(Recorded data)
BEGIN
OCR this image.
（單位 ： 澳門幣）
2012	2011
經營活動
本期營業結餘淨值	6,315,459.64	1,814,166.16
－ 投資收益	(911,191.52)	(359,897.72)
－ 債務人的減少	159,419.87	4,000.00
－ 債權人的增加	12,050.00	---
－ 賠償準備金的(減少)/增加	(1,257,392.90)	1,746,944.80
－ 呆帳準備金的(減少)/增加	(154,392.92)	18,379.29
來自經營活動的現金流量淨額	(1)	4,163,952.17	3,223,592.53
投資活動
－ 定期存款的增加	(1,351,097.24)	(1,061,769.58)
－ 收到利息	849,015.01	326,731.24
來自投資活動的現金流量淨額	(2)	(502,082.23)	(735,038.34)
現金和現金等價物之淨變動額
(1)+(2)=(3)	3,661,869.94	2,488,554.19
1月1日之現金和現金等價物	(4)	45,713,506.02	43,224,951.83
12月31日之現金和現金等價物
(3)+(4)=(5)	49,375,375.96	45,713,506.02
END
## TASK
The records above should be returned exactly.

## EXPECTED ANSWER
OCR this image.
（單位 ： 澳門幣）
2012	2011
經營活動
本期營業結餘淨值	6,315,459.64	1,814,166.16
－ 投資收益	(911,191.52)	(359,897.72)
－ 債務人的減少	159,419.87	4,000.00
－ 債權人的增加	12,050.00	---
－ 賠償準備金的(減少)/增加	(1,257,392.90)	1,746,944.80
－ 呆帳準備金的(減少)/增加	(154,392.92)	18,379.29
來自經營活動的現金流量淨額	(1)	4,163,952.17	3,223,592.53
投資活動
－ 定期存款的增加	(1,351,097.24)	(1,061,769.58)
－ 收到利息	849,015.01	326,731.24
來自投資活動的現金流量淨額	(2)	(502,082.23)	(735,038.34)
現金和現金等價物之淨變動額
(1)+(2)=(3)	3,661,869.94	2,488,554.19
1月1日之現金和現金等價物	(4)	45,713,506.02	43,224,951.83
12月31日之現金和現金等價物
(3)+(4)=(5)	49,375,375.96	45,713,506.02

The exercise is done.